**What you need to do**
Provide the data again in its entirety, exactly as given.

**Information supplied**

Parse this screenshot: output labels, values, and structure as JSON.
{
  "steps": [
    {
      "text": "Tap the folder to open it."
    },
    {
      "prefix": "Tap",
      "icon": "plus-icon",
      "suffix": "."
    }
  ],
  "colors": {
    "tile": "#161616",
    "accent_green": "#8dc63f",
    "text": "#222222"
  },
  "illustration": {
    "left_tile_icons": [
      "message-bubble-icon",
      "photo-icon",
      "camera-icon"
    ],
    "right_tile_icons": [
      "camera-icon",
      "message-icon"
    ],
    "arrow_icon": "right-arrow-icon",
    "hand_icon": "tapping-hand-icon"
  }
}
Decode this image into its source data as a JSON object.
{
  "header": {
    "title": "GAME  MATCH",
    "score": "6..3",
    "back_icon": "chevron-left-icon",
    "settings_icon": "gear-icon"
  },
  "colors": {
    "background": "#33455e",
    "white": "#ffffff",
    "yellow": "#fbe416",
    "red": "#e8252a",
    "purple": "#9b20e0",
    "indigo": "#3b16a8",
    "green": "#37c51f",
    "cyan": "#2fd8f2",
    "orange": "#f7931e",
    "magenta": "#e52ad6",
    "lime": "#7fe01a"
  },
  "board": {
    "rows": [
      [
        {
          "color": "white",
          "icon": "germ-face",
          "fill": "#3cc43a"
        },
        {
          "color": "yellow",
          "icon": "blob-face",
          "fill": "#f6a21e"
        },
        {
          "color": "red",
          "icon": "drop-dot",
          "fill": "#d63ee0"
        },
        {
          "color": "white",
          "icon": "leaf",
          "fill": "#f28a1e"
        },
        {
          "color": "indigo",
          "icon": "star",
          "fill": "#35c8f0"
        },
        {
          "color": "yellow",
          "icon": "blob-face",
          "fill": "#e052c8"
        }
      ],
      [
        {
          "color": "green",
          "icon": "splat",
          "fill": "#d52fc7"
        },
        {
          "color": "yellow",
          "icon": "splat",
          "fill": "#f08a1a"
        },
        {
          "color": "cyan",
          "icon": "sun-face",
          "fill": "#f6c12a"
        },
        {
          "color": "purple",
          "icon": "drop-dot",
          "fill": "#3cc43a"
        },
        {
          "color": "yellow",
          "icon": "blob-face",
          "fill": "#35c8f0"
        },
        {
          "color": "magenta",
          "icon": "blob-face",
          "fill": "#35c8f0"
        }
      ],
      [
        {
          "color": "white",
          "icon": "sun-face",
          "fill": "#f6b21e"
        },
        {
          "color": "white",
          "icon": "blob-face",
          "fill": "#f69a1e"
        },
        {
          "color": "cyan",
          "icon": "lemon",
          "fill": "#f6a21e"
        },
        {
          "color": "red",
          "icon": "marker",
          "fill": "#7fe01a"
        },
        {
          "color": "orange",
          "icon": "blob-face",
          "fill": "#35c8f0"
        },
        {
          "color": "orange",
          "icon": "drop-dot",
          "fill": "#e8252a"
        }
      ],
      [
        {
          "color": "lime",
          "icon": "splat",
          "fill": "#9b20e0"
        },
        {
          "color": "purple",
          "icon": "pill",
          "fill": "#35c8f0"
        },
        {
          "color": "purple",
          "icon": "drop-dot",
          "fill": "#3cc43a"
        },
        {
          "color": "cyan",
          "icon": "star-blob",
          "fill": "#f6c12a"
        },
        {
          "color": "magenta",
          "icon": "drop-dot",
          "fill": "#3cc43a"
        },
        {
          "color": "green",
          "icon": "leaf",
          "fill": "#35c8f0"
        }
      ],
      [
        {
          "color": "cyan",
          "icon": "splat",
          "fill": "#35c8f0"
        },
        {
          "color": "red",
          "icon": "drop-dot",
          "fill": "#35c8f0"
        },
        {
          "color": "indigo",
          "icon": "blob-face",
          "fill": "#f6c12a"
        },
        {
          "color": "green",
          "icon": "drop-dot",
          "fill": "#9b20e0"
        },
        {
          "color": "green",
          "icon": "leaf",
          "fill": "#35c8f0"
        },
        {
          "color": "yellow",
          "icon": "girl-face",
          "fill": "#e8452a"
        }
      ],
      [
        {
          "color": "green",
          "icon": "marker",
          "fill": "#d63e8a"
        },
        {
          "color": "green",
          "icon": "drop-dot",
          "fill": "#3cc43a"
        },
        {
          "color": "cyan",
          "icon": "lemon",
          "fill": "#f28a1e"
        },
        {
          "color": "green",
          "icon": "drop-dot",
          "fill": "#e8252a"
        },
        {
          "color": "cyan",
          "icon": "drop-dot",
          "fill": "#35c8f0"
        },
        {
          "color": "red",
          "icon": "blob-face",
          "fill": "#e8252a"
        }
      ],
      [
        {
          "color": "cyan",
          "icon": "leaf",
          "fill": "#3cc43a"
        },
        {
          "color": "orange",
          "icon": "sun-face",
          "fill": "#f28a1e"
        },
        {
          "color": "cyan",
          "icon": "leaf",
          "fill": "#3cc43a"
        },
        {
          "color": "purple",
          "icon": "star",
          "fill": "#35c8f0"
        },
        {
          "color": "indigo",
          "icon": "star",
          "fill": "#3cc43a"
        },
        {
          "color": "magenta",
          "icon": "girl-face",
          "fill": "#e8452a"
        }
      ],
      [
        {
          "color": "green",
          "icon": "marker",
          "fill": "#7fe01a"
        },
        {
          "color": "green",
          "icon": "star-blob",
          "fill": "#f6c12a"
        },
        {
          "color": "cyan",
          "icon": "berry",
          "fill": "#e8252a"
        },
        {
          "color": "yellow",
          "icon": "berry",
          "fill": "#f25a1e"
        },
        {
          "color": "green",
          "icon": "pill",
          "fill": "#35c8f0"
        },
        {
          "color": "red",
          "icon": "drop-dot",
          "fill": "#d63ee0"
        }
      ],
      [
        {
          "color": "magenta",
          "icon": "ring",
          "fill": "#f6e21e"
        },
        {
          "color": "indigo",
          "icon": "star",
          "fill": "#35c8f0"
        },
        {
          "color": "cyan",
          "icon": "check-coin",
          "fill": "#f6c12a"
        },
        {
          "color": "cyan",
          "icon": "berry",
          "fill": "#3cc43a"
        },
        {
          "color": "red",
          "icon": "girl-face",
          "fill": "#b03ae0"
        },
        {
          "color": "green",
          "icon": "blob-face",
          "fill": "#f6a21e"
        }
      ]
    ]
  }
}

**Finished answer**
Parse this screenshot: output labels, values, and structure as JSON.
{
  "steps": [
    {
      "text": "Tap the folder to open it."
    },
    {
      "prefix": "Tap",
      "icon": "plus-icon",
      "suffix": "."
    }
  ],
  "colors": {
    "tile": "#161616",
    "accent_green": "#8dc63f",
    "text": "#222222"
  },
  "illustration": {
    "left_tile_icons": [
      "message-bubble-icon",
      "photo-icon",
      "camera-icon"
    ],
    "right_tile_icons": [
      "camera-icon",
      "message-icon"
    ],
    "arrow_icon": "right-arrow-icon",
    "hand_icon": "tapping-hand-icon"
  }
}
Decode this image into its source data as a JSON object.
{
  "header": {
    "title": "GAME  MATCH",
    "score": "6..3",
    "back_icon": "chevron-left-icon",
    "settings_icon": "gear-icon"
  },
  "colors": {
    "background": "#33455e",
    "white": "#ffffff",
    "yellow": "#fbe416",
    "red": "#e8252a",
    "purple": "#9b20e0",
    "indigo": "#3b16a8",
    "green": "#37c51f",
    "cyan": "#2fd8f2",
    "orange": "#f7931e",
    "magenta": "#e52ad6",
    "lime": "#7fe01a"
  },
  "board": {
    "rows": [
      [
        {
          "color": "white",
          "icon": "germ-face",
          "fill": "#3cc43a"
        },
        {
          "color": "yellow",
          "icon": "blob-face",
          "fill": "#f6a21e"
        },
        {
          "color": "red",
          "icon": "drop-dot",
          "fill": "#d63ee0"
        },
        {
          "color": "white",
          "icon": "leaf",
          "fill": "#f28a1e"
        },
        {
          "color": "indigo",
          "icon": "star",
          "fill": "#35c8f0"
        },
        {
          "color": "yellow",
          "icon": "blob-face",
          "fill": "#e052c8"
        }
      ],
      [
        {
          "color": "green",
          "icon": "splat",
          "fill": "#d52fc7"
        },
        {
          "color": "yellow",
          "icon": "splat",
          "fill": "#f08a1a"
        },
        {
          "color": "cyan",
          "icon": "sun-face",
          "fill": "#f6c12a"
        },
        {
          "color": "purple",
          "icon": "drop-dot",
          "fill": "#3cc43a"
        },
        {
          "color": "yellow",
          "icon": "blob-face",
          "fill": "#35c8f0"
        },
        {
          "color": "magenta",
          "icon": "blob-face",
          "fill": "#35c8f0"
        }
      ],
      [
        {
          "color": "white",
          "icon": "sun-face",
          "fill": "#f6b21e"
        },
        {
          "color": "white",
          "icon": "blob-face",
          "fill": "#f69a1e"
        },
        {
          "color": "cyan",
          "icon": "lemon",
          "fill": "#f6a21e"
        },
        {
          "color": "red",
          "icon": "marker",
          "fill": "#7fe01a"
        },
        {
          "color": "orange",
          "icon": "blob-face",
          "fill": "#35c8f0"
        },
        {
          "color": "orange",
          "icon": "drop-dot",
          "fill": "#e8252a"
        }
      ],
      [
        {
          "color": "lime",
          "icon": "splat",
          "fill": "#9b20e0"
        },
        {
          "color": "purple",
          "icon": "pill",
          "fill": "#35c8f0"
        },
        {
          "color": "purple",
          "icon": "drop-dot",
          "fill": "#3cc43a"
        },
        {
          "color": "cyan",
          "icon": "star-blob",
          "fill": "#f6c12a"
        },
        {
          "color": "magenta",
          "icon": "drop-dot",
          "fill": "#3cc43a"
        },
        {
          "color": "green",
          "icon": "leaf",
          "fill": "#35c8f0"
        }
      ],
      [
        {
          "color": "cyan",
          "icon": "splat",
          "fill": "#35c8f0"
        },
        {
          "color": "red",
          "icon": "drop-dot",
          "fill": "#35c8f0"
        },
        {
          "color": "indigo",
          "icon": "blob-face",
          "fill": "#f6c12a"
        },
        {
          "color": "green",
          "icon": "drop-dot",
          "fill": "#9b20e0"
        },
        {
          "color": "green",
          "icon": "leaf",
          "fill": "#35c8f0"
        },
        {
          "color": "yellow",
          "icon": "girl-face",
          "fill": "#e8452a"
        }
      ],
      [
        {
          "color": "green",
          "icon": "marker",
          "fill": "#d63e8a"
        },
        {
          "color": "green",
          "icon": "drop-dot",
          "fill": "#3cc43a"
        },
        {
          "color": "cyan",
          "icon": "lemon",
          "fill": "#f28a1e"
        },
        {
          "color": "green",
          "icon": "drop-dot",
          "fill": "#e8252a"
        },
        {
          "color": "cyan",
          "icon": "drop-dot",
          "fill": "#35c8f0"
        },
        {
          "color": "red",
          "icon": "blob-face",
          "fill": "#e8252a"
        }
      ],
      [
        {
          "color": "cyan",
          "icon": "leaf",
          "fill": "#3cc43a"
        },
        {
          "color": "orange",
          "icon": "sun-face",
          "fill": "#f28a1e"
        },
        {
          "color": "cyan",
          "icon": "leaf",
          "fill": "#3cc43a"
        },
        {
          "color": "purple",
          "icon": "star",
          "fill": "#35c8f0"
        },
        {
          "color": "indigo",
          "icon": "star",
          "fill": "#3cc43a"
        },
        {
          "color": "magenta",
          "icon": "girl-face",
          "fill": "#e8452a"
        }
      ],
      [
        {
          "color": "green",
          "icon": "marker",
          "fill": "#7fe01a"
        },
        {
          "color": "green",
          "icon": "star-blob",
          "fill": "#f6c12a"
        },
        {
          "color": "cyan",
          "icon": "berry",
          "fill": "#e8252a"
        },
        {
          "color": "yellow",
          "icon": "berry",
          "fill": "#f25a1e"
        },
        {
          "color": "green",
          "icon": "pill",
          "fill": "#35c8f0"
        },
        {
          "color": "red",
          "icon": "drop-dot",
          "fill": "#d63ee0"
        }
      ],
      [
        {
          "color": "magenta",
          "icon": "ring",
          "fill": "#f6e21e"
        },
        {
          "color": "indigo",
          "icon": "star",
          "fill": "#35c8f0"
        },
        {
          "color": "cyan",
          "icon": "check-coin",
          "fill": "#f6c12a"
        },
        {
          "color": "cyan",
          "icon": "berry",
          "fill": "#3cc43a"
        },
        {
          "color": "red",
          "icon": "girl-face",
          "fill": "#b03ae0"
        },
        {
          "color": "green",
          "icon": "blob-face",
          "fill": "#f6a21e"
        }
      ]
    ]
  }
}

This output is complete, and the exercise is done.